▸ **Required task**
Give the data again exactly as written, skipping any pictures.

[Source records]
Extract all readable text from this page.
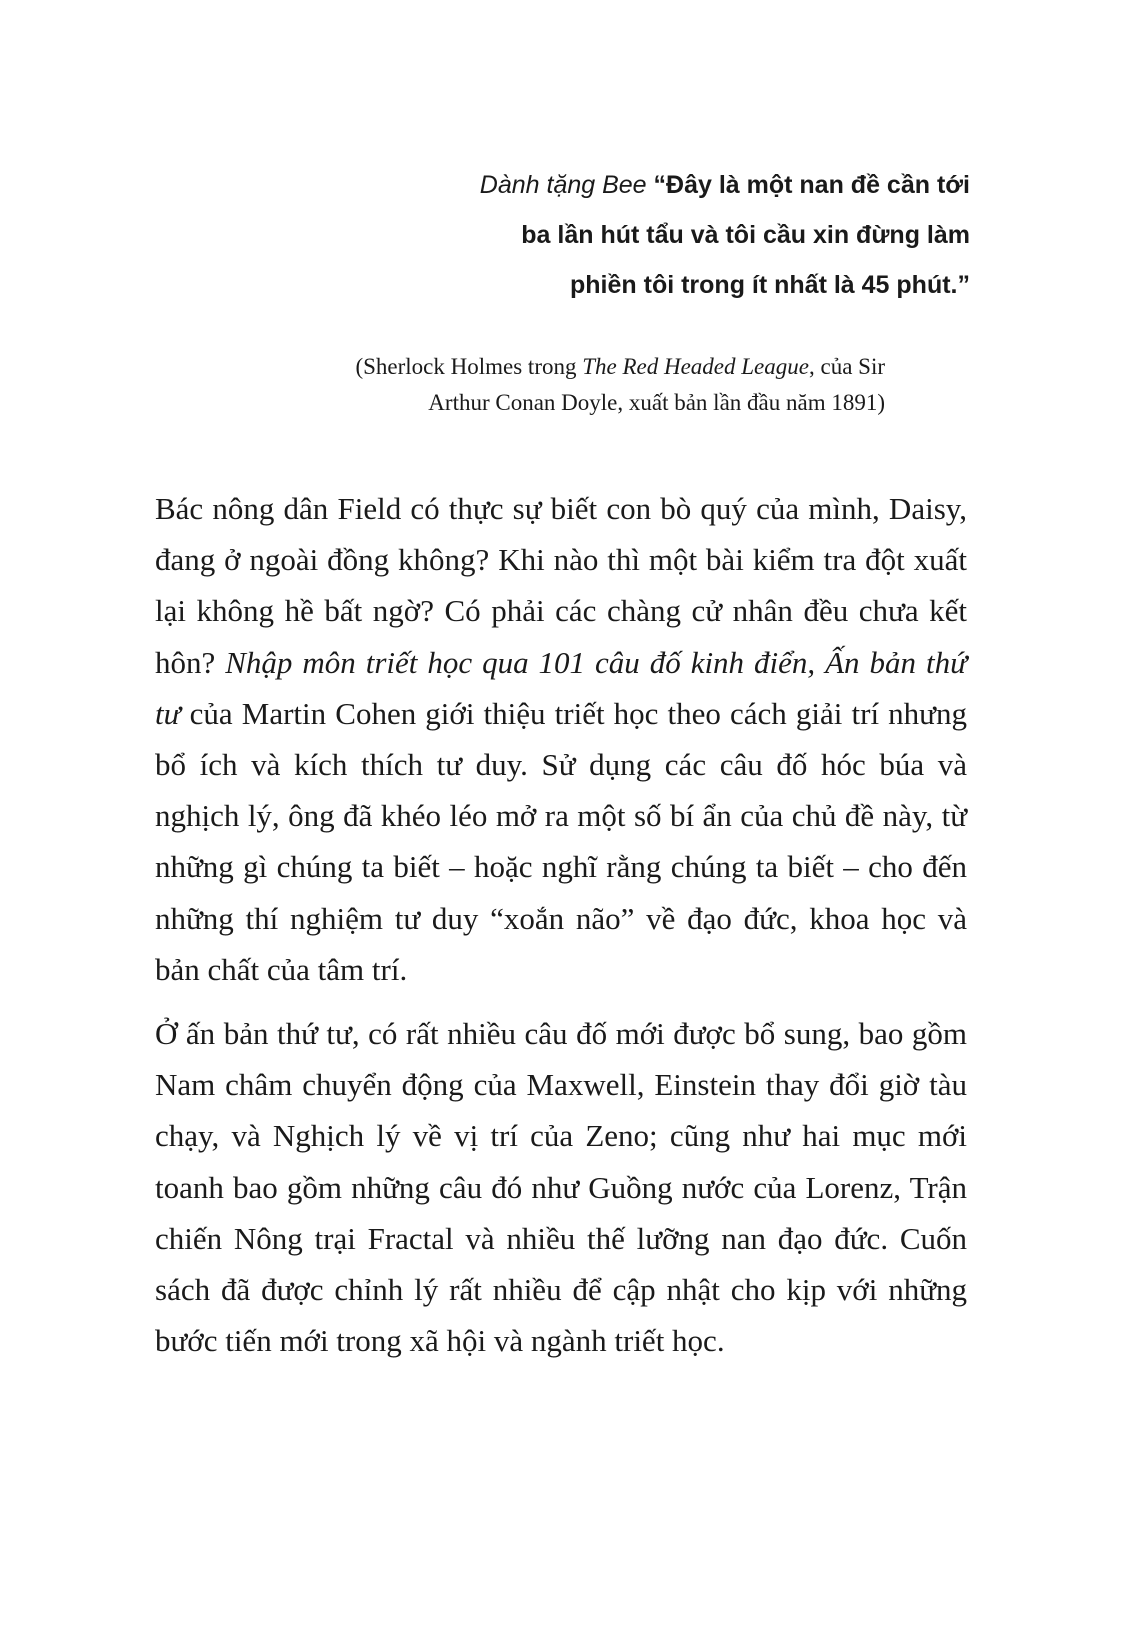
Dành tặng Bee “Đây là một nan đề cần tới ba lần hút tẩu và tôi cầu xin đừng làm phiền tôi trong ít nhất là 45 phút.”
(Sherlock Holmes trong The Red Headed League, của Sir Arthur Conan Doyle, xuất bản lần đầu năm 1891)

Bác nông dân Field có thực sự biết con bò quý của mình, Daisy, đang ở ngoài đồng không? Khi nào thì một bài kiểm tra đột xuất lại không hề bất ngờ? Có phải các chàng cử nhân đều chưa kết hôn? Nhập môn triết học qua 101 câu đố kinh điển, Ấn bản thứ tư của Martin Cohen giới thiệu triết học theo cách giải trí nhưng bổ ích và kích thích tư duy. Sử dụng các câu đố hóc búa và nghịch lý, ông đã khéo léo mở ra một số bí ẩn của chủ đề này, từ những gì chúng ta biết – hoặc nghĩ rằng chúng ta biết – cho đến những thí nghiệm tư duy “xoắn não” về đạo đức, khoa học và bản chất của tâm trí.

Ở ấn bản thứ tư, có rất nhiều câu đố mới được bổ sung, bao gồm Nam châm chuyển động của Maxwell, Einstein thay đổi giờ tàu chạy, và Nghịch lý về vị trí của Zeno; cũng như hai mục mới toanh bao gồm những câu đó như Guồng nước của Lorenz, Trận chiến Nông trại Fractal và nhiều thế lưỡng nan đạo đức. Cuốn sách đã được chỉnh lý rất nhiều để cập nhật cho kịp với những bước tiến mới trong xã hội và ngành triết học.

▸ **Result for this exercise**
Extract all readable text from this page.
Dành tặng Bee “Đây là một nan đề cần tới ba lần hút tẩu và tôi cầu xin đừng làm phiền tôi trong ít nhất là 45 phút.”
(Sherlock Holmes trong The Red Headed League, của Sir Arthur Conan Doyle, xuất bản lần đầu năm 1891)

Bác nông dân Field có thực sự biết con bò quý của mình, Daisy, đang ở ngoài đồng không? Khi nào thì một bài kiểm tra đột xuất lại không hề bất ngờ? Có phải các chàng cử nhân đều chưa kết hôn? Nhập môn triết học qua 101 câu đố kinh điển, Ấn bản thứ tư của Martin Cohen giới thiệu triết học theo cách giải trí nhưng bổ ích và kích thích tư duy. Sử dụng các câu đố hóc búa và nghịch lý, ông đã khéo léo mở ra một số bí ẩn của chủ đề này, từ những gì chúng ta biết – hoặc nghĩ rằng chúng ta biết – cho đến những thí nghiệm tư duy “xoắn não” về đạo đức, khoa học và bản chất của tâm trí.

Ở ấn bản thứ tư, có rất nhiều câu đố mới được bổ sung, bao gồm Nam châm chuyển động của Maxwell, Einstein thay đổi giờ tàu chạy, và Nghịch lý về vị trí của Zeno; cũng như hai mục mới toanh bao gồm những câu đó như Guồng nước của Lorenz, Trận chiến Nông trại Fractal và nhiều thế lưỡng nan đạo đức. Cuốn sách đã được chỉnh lý rất nhiều để cập nhật cho kịp với những bước tiến mới trong xã hội và ngành triết học.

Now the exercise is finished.